### WHAT IS NEEDED
Quote all of the entries word for word.

>> BEGIN MATERIAL SHOWN

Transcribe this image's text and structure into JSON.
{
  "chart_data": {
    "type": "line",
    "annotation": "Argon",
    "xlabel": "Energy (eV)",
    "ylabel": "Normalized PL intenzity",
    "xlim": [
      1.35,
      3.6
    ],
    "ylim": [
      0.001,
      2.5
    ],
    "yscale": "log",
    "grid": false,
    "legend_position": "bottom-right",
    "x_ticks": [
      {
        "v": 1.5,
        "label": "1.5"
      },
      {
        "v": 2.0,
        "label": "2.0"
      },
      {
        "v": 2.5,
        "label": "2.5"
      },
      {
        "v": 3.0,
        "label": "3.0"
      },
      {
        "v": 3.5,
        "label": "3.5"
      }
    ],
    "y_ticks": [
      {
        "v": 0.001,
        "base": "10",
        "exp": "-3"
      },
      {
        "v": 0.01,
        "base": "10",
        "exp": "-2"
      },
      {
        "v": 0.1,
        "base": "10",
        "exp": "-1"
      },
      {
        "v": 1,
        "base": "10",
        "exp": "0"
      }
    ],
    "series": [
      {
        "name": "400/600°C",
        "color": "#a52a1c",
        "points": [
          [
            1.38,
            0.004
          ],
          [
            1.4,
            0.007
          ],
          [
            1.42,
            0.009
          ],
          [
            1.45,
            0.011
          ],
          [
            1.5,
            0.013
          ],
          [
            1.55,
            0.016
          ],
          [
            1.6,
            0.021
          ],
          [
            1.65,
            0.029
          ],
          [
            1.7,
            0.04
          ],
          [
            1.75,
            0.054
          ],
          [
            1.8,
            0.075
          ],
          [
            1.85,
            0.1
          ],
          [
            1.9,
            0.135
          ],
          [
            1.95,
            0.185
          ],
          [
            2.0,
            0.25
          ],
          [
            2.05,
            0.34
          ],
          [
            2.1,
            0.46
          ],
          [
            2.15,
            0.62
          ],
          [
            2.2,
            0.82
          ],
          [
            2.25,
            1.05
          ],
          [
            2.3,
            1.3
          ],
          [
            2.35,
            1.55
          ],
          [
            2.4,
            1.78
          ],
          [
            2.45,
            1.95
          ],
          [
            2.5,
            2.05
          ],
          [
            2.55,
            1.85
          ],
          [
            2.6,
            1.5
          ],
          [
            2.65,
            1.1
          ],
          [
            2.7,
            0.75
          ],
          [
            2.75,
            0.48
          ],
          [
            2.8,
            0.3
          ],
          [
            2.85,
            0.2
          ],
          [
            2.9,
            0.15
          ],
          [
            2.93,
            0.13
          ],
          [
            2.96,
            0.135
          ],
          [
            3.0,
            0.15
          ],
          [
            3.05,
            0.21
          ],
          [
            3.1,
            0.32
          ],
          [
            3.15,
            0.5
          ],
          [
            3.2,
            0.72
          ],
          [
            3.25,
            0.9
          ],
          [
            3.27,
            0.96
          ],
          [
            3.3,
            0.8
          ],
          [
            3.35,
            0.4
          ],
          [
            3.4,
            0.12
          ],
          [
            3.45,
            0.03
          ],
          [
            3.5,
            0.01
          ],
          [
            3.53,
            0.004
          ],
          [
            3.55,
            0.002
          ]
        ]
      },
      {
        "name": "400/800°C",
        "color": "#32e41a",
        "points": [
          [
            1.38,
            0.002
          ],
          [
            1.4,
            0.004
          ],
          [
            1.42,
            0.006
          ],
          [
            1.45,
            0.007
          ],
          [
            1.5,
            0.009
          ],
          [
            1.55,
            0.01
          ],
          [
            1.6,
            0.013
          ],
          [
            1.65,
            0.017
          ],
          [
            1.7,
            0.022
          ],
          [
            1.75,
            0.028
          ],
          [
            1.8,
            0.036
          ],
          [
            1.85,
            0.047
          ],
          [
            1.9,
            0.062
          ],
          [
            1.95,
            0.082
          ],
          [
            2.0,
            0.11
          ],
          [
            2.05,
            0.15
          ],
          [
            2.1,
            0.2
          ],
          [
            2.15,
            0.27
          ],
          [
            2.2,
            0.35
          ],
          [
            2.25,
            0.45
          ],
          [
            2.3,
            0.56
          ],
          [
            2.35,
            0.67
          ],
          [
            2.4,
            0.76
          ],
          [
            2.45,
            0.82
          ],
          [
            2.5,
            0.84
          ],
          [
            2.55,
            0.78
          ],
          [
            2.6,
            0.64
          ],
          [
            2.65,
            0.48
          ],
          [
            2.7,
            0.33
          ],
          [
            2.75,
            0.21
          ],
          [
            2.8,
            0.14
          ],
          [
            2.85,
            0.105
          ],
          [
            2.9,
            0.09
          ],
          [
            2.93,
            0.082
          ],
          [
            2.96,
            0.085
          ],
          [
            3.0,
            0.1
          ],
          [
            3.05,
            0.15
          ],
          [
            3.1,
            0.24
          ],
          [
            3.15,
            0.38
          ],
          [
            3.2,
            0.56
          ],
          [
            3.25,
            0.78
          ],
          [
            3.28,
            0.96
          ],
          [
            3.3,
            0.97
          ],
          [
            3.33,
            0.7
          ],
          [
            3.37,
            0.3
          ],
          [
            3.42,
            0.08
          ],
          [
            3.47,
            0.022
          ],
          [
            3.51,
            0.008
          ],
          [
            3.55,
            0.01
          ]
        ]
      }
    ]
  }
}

>> END MATERIAL SHOWN

### THE RESULT
Transcribe this image's text and structure into JSON.
{
  "chart_data": {
    "type": "line",
    "annotation": "Argon",
    "xlabel": "Energy (eV)",
    "ylabel": "Normalized PL intenzity",
    "xlim": [
      1.35,
      3.6
    ],
    "ylim": [
      0.001,
      2.5
    ],
    "yscale": "log",
    "grid": false,
    "legend_position": "bottom-right",
    "x_ticks": [
      {
        "v": 1.5,
        "label": "1.5"
      },
      {
        "v": 2.0,
        "label": "2.0"
      },
      {
        "v": 2.5,
        "label": "2.5"
      },
      {
        "v": 3.0,
        "label": "3.0"
      },
      {
        "v": 3.5,
        "label": "3.5"
      }
    ],
    "y_ticks": [
      {
        "v": 0.001,
        "base": "10",
        "exp": "-3"
      },
      {
        "v": 0.01,
        "base": "10",
        "exp": "-2"
      },
      {
        "v": 0.1,
        "base": "10",
        "exp": "-1"
      },
      {
        "v": 1,
        "base": "10",
        "exp": "0"
      }
    ],
    "series": [
      {
        "name": "400/600°C",
        "color": "#a52a1c",
        "points": [
          [
            1.38,
            0.004
          ],
          [
            1.4,
            0.007
          ],
          [
            1.42,
            0.009
          ],
          [
            1.45,
            0.011
          ],
          [
            1.5,
            0.013
          ],
          [
            1.55,
            0.016
          ],
          [
            1.6,
            0.021
          ],
          [
            1.65,
            0.029
          ],
          [
            1.7,
            0.04
          ],
          [
            1.75,
            0.054
          ],
          [
            1.8,
            0.075
          ],
          [
            1.85,
            0.1
          ],
          [
            1.9,
            0.135
          ],
          [
            1.95,
            0.185
          ],
          [
            2.0,
            0.25
          ],
          [
            2.05,
            0.34
          ],
          [
            2.1,
            0.46
          ],
          [
            2.15,
            0.62
          ],
          [
            2.2,
            0.82
          ],
          [
            2.25,
            1.05
          ],
          [
            2.3,
            1.3
          ],
          [
            2.35,
            1.55
          ],
          [
            2.4,
            1.78
          ],
          [
            2.45,
            1.95
          ],
          [
            2.5,
            2.05
          ],
          [
            2.55,
            1.85
          ],
          [
            2.6,
            1.5
          ],
          [
            2.65,
            1.1
          ],
          [
            2.7,
            0.75
          ],
          [
            2.75,
            0.48
          ],
          [
            2.8,
            0.3
          ],
          [
            2.85,
            0.2
          ],
          [
            2.9,
            0.15
          ],
          [
            2.93,
            0.13
          ],
          [
            2.96,
            0.135
          ],
          [
            3.0,
            0.15
          ],
          [
            3.05,
            0.21
          ],
          [
            3.1,
            0.32
          ],
          [
            3.15,
            0.5
          ],
          [
            3.2,
            0.72
          ],
          [
            3.25,
            0.9
          ],
          [
            3.27,
            0.96
          ],
          [
            3.3,
            0.8
          ],
          [
            3.35,
            0.4
          ],
          [
            3.4,
            0.12
          ],
          [
            3.45,
            0.03
          ],
          [
            3.5,
            0.01
          ],
          [
            3.53,
            0.004
          ],
          [
            3.55,
            0.002
          ]
        ]
      },
      {
        "name": "400/800°C",
        "color": "#32e41a",
        "points": [
          [
            1.38,
            0.002
          ],
          [
            1.4,
            0.004
          ],
          [
            1.42,
            0.006
          ],
          [
            1.45,
            0.007
          ],
          [
            1.5,
            0.009
          ],
          [
            1.55,
            0.01
          ],
          [
            1.6,
            0.013
          ],
          [
            1.65,
            0.017
          ],
          [
            1.7,
            0.022
          ],
          [
            1.75,
            0.028
          ],
          [
            1.8,
            0.036
          ],
          [
            1.85,
            0.047
          ],
          [
            1.9,
            0.062
          ],
          [
            1.95,
            0.082
          ],
          [
            2.0,
            0.11
          ],
          [
            2.05,
            0.15
          ],
          [
            2.1,
            0.2
          ],
          [
            2.15,
            0.27
          ],
          [
            2.2,
            0.35
          ],
          [
            2.25,
            0.45
          ],
          [
            2.3,
            0.56
          ],
          [
            2.35,
            0.67
          ],
          [
            2.4,
            0.76
          ],
          [
            2.45,
            0.82
          ],
          [
            2.5,
            0.84
          ],
          [
            2.55,
            0.78
          ],
          [
            2.6,
            0.64
          ],
          [
            2.65,
            0.48
          ],
          [
            2.7,
            0.33
          ],
          [
            2.75,
            0.21
          ],
          [
            2.8,
            0.14
          ],
          [
            2.85,
            0.105
          ],
          [
            2.9,
            0.09
          ],
          [
            2.93,
            0.082
          ],
          [
            2.96,
            0.085
          ],
          [
            3.0,
            0.1
          ],
          [
            3.05,
            0.15
          ],
          [
            3.1,
            0.24
          ],
          [
            3.15,
            0.38
          ],
          [
            3.2,
            0.56
          ],
          [
            3.25,
            0.78
          ],
          [
            3.28,
            0.96
          ],
          [
            3.3,
            0.97
          ],
          [
            3.33,
            0.7
          ],
          [
            3.37,
            0.3
          ],
          [
            3.42,
            0.08
          ],
          [
            3.47,
            0.022
          ],
          [
            3.51,
            0.008
          ],
          [
            3.55,
            0.01
          ]
        ]
      }
    ]
  }
}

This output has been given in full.